#### Extracted data
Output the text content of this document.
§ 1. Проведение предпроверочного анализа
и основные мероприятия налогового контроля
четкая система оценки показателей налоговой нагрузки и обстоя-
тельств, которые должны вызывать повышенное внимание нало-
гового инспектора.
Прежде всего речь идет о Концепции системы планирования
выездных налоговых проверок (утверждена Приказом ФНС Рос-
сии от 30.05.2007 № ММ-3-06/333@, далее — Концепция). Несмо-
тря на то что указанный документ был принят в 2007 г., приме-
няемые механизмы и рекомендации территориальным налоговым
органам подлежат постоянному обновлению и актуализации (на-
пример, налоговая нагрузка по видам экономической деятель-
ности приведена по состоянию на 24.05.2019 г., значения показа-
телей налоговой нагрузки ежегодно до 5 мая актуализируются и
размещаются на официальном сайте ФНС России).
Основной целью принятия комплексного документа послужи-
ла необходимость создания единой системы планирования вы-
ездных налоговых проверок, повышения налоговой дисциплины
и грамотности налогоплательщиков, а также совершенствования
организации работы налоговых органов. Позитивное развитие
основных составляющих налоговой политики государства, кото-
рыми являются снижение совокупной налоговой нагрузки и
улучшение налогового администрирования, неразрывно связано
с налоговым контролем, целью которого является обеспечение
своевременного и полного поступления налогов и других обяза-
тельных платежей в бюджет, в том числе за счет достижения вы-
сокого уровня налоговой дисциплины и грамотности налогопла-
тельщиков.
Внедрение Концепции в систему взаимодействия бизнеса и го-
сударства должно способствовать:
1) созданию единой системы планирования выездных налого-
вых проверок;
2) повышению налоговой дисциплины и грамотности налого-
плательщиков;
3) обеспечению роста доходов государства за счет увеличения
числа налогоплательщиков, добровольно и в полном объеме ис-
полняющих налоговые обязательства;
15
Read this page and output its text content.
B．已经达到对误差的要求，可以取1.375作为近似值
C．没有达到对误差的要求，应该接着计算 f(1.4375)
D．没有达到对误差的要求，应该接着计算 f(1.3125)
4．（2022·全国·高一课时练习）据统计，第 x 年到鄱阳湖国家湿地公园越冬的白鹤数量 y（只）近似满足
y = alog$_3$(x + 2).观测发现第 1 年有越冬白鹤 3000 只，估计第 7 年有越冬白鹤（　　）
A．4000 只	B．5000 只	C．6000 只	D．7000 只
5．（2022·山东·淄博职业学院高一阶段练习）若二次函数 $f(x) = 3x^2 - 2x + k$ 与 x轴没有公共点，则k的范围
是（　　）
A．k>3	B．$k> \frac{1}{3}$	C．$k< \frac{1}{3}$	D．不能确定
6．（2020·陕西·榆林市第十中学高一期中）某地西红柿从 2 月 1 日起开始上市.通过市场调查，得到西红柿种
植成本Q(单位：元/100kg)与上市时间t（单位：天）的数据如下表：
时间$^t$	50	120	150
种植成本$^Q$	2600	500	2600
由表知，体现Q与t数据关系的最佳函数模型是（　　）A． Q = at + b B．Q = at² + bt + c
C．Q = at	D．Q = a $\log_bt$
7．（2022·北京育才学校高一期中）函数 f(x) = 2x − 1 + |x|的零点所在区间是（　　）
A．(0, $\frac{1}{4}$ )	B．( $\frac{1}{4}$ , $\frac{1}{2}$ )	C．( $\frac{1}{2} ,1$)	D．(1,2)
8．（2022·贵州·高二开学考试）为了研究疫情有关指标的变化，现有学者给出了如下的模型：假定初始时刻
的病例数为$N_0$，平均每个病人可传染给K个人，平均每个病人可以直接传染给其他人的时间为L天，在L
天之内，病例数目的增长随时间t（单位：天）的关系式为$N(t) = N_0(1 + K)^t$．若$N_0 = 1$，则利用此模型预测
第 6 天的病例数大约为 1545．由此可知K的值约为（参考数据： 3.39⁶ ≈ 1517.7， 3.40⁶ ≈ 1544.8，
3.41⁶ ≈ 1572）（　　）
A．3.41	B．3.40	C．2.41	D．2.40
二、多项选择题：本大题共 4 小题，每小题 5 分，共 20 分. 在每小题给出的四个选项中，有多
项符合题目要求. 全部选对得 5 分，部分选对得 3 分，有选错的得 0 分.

#### Do this
Write out again, exactly, the lines from the one holding "Read this page and output its text content." through the end of the listing, with both ends included.

#### The output
Read this page and output its text content.
B．已经达到对误差的要求，可以取1.375作为近似值
C．没有达到对误差的要求，应该接着计算 f(1.4375)
D．没有达到对误差的要求，应该接着计算 f(1.3125)
4．（2022·全国·高一课时练习）据统计，第 x 年到鄱阳湖国家湿地公园越冬的白鹤数量 y（只）近似满足
y = alog$_3$(x + 2).观测发现第 1 年有越冬白鹤 3000 只，估计第 7 年有越冬白鹤（　　）
A．4000 只	B．5000 只	C．6000 只	D．7000 只
5．（2022·山东·淄博职业学院高一阶段练习）若二次函数 $f(x) = 3x^2 - 2x + k$ 与 x轴没有公共点，则k的范围
是（　　）
A．k>3	B．$k> \frac{1}{3}$	C．$k< \frac{1}{3}$	D．不能确定
6．（2020·陕西·榆林市第十中学高一期中）某地西红柿从 2 月 1 日起开始上市.通过市场调查，得到西红柿种
植成本Q(单位：元/100kg)与上市时间t（单位：天）的数据如下表：
时间$^t$	50	120	150
种植成本$^Q$	2600	500	2600
由表知，体现Q与t数据关系的最佳函数模型是（　　）A． Q = at + b B．Q = at² + bt + c
C．Q = at	D．Q = a $\log_bt$
7．（2022·北京育才学校高一期中）函数 f(x) = 2x − 1 + |x|的零点所在区间是（　　）
A．(0, $\frac{1}{4}$ )	B．( $\frac{1}{4}$ , $\frac{1}{2}$ )	C．( $\frac{1}{2} ,1$)	D．(1,2)
8．（2022·贵州·高二开学考试）为了研究疫情有关指标的变化，现有学者给出了如下的模型：假定初始时刻
的病例数为$N_0$，平均每个病人可传染给K个人，平均每个病人可以直接传染给其他人的时间为L天，在L
天之内，病例数目的增长随时间t（单位：天）的关系式为$N(t) = N_0(1 + K)^t$．若$N_0 = 1$，则利用此模型预测
第 6 天的病例数大约为 1545．由此可知K的值约为（参考数据： 3.39⁶ ≈ 1517.7， 3.40⁶ ≈ 1544.8，
3.41⁶ ≈ 1572）（　　）
A．3.41	B．3.40	C．2.41	D．2.40
二、多项选择题：本大题共 4 小题，每小题 5 分，共 20 分. 在每小题给出的四个选项中，有多
项符合题目要求. 全部选对得 5 分，部分选对得 3 分，有选错的得 0 分.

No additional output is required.